## Your goal
Reproduce all the entries exactly.

-------- Supplied material

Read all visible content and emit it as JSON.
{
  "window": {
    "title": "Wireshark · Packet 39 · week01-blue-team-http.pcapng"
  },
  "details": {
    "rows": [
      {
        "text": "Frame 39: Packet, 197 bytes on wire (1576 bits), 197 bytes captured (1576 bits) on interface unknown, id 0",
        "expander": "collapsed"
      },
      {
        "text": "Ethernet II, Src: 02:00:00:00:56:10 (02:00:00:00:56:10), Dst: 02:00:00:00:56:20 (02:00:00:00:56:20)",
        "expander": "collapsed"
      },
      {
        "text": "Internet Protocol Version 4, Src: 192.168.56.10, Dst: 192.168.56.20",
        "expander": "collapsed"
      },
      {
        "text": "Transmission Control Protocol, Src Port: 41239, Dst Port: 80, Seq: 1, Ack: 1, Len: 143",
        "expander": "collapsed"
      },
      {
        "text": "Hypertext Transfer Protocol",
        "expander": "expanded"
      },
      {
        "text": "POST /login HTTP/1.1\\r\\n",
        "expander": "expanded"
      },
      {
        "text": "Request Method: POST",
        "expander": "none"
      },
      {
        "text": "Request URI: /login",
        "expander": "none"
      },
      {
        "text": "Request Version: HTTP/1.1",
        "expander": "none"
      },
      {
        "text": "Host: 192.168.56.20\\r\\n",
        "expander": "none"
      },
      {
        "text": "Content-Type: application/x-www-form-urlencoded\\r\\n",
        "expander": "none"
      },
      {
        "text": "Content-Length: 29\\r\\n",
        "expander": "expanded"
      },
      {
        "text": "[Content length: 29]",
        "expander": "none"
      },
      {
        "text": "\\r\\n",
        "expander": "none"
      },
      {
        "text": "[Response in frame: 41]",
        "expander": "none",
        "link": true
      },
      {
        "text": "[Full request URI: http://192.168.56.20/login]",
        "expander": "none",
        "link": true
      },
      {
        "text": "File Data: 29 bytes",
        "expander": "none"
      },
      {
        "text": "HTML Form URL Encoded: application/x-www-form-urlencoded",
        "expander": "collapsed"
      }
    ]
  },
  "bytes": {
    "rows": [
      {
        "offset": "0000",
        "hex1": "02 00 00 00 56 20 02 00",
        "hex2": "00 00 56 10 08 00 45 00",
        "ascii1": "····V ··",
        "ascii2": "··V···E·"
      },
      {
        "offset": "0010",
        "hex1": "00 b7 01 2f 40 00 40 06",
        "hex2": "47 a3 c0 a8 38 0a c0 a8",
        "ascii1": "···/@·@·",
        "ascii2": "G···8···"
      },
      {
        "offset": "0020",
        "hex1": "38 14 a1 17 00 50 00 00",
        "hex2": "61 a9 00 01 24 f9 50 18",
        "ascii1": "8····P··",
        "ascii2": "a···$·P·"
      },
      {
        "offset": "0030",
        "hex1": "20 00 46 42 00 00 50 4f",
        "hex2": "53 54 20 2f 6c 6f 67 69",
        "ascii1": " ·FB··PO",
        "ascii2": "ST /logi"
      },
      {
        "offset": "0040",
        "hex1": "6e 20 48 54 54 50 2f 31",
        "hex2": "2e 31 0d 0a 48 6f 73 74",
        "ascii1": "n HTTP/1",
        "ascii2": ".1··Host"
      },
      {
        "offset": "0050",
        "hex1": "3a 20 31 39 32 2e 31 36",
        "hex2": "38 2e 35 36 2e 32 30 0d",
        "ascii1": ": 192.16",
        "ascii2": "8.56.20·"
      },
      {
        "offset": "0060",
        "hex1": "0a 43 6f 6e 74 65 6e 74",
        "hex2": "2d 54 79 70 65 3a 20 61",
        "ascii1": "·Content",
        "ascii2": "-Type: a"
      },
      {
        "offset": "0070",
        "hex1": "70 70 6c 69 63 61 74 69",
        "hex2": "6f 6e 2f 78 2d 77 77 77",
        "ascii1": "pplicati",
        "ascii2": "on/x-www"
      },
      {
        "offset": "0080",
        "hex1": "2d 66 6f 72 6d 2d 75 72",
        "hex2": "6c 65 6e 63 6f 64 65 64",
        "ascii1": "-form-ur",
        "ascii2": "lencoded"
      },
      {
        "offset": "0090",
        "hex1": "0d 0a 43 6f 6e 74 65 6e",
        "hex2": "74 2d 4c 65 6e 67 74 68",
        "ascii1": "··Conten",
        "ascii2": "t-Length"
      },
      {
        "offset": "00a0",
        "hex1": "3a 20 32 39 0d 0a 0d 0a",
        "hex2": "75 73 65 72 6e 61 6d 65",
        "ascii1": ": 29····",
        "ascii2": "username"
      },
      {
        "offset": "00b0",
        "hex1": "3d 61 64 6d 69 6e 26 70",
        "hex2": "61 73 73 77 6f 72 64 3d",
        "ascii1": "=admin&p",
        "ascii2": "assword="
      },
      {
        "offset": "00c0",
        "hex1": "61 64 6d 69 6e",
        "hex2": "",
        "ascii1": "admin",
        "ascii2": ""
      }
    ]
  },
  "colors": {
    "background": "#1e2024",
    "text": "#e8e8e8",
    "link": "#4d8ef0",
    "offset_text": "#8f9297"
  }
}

----------------

## Solution below
Read all visible content and emit it as JSON.
{
  "window": {
    "title": "Wireshark · Packet 39 · week01-blue-team-http.pcapng"
  },
  "details": {
    "rows": [
      {
        "text": "Frame 39: Packet, 197 bytes on wire (1576 bits), 197 bytes captured (1576 bits) on interface unknown, id 0",
        "expander": "collapsed"
      },
      {
        "text": "Ethernet II, Src: 02:00:00:00:56:10 (02:00:00:00:56:10), Dst: 02:00:00:00:56:20 (02:00:00:00:56:20)",
        "expander": "collapsed"
      },
      {
        "text": "Internet Protocol Version 4, Src: 192.168.56.10, Dst: 192.168.56.20",
        "expander": "collapsed"
      },
      {
        "text": "Transmission Control Protocol, Src Port: 41239, Dst Port: 80, Seq: 1, Ack: 1, Len: 143",
        "expander": "collapsed"
      },
      {
        "text": "Hypertext Transfer Protocol",
        "expander": "expanded"
      },
      {
        "text": "POST /login HTTP/1.1\\r\\n",
        "expander": "expanded"
      },
      {
        "text": "Request Method: POST",
        "expander": "none"
      },
      {
        "text": "Request URI: /login",
        "expander": "none"
      },
      {
        "text": "Request Version: HTTP/1.1",
        "expander": "none"
      },
      {
        "text": "Host: 192.168.56.20\\r\\n",
        "expander": "none"
      },
      {
        "text": "Content-Type: application/x-www-form-urlencoded\\r\\n",
        "expander": "none"
      },
      {
        "text": "Content-Length: 29\\r\\n",
        "expander": "expanded"
      },
      {
        "text": "[Content length: 29]",
        "expander": "none"
      },
      {
        "text": "\\r\\n",
        "expander": "none"
      },
      {
        "text": "[Response in frame: 41]",
        "expander": "none",
        "link": true
      },
      {
        "text": "[Full request URI: http://192.168.56.20/login]",
        "expander": "none",
        "link": true
      },
      {
        "text": "File Data: 29 bytes",
        "expander": "none"
      },
      {
        "text": "HTML Form URL Encoded: application/x-www-form-urlencoded",
        "expander": "collapsed"
      }
    ]
  },
  "bytes": {
    "rows": [
      {
        "offset": "0000",
        "hex1": "02 00 00 00 56 20 02 00",
        "hex2": "00 00 56 10 08 00 45 00",
        "ascii1": "····V ··",
        "ascii2": "··V···E·"
      },
      {
        "offset": "0010",
        "hex1": "00 b7 01 2f 40 00 40 06",
        "hex2": "47 a3 c0 a8 38 0a c0 a8",
        "ascii1": "···/@·@·",
        "ascii2": "G···8···"
      },
      {
        "offset": "0020",
        "hex1": "38 14 a1 17 00 50 00 00",
        "hex2": "61 a9 00 01 24 f9 50 18",
        "ascii1": "8····P··",
        "ascii2": "a···$·P·"
      },
      {
        "offset": "0030",
        "hex1": "20 00 46 42 00 00 50 4f",
        "hex2": "53 54 20 2f 6c 6f 67 69",
        "ascii1": " ·FB··PO",
        "ascii2": "ST /logi"
      },
      {
        "offset": "0040",
        "hex1": "6e 20 48 54 54 50 2f 31",
        "hex2": "2e 31 0d 0a 48 6f 73 74",
        "ascii1": "n HTTP/1",
        "ascii2": ".1··Host"
      },
      {
        "offset": "0050",
        "hex1": "3a 20 31 39 32 2e 31 36",
        "hex2": "38 2e 35 36 2e 32 30 0d",
        "ascii1": ": 192.16",
        "ascii2": "8.56.20·"
      },
      {
        "offset": "0060",
        "hex1": "0a 43 6f 6e 74 65 6e 74",
        "hex2": "2d 54 79 70 65 3a 20 61",
        "ascii1": "·Content",
        "ascii2": "-Type: a"
      },
      {
        "offset": "0070",
        "hex1": "70 70 6c 69 63 61 74 69",
        "hex2": "6f 6e 2f 78 2d 77 77 77",
        "ascii1": "pplicati",
        "ascii2": "on/x-www"
      },
      {
        "offset": "0080",
        "hex1": "2d 66 6f 72 6d 2d 75 72",
        "hex2": "6c 65 6e 63 6f 64 65 64",
        "ascii1": "-form-ur",
        "ascii2": "lencoded"
      },
      {
        "offset": "0090",
        "hex1": "0d 0a 43 6f 6e 74 65 6e",
        "hex2": "74 2d 4c 65 6e 67 74 68",
        "ascii1": "··Conten",
        "ascii2": "t-Length"
      },
      {
        "offset": "00a0",
        "hex1": "3a 20 32 39 0d 0a 0d 0a",
        "hex2": "75 73 65 72 6e 61 6d 65",
        "ascii1": ": 29····",
        "ascii2": "username"
      },
      {
        "offset": "00b0",
        "hex1": "3d 61 64 6d 69 6e 26 70",
        "hex2": "61 73 73 77 6f 72 64 3d",
        "ascii1": "=admin&p",
        "ascii2": "assword="
      },
      {
        "offset": "00c0",
        "hex1": "61 64 6d 69 6e",
        "hex2": "",
        "ascii1": "admin",
        "ascii2": ""
      }
    ]
  },
  "colors": {
    "background": "#1e2024",
    "text": "#e8e8e8",
    "link": "#4d8ef0",
    "offset_text": "#8f9297"
  }
}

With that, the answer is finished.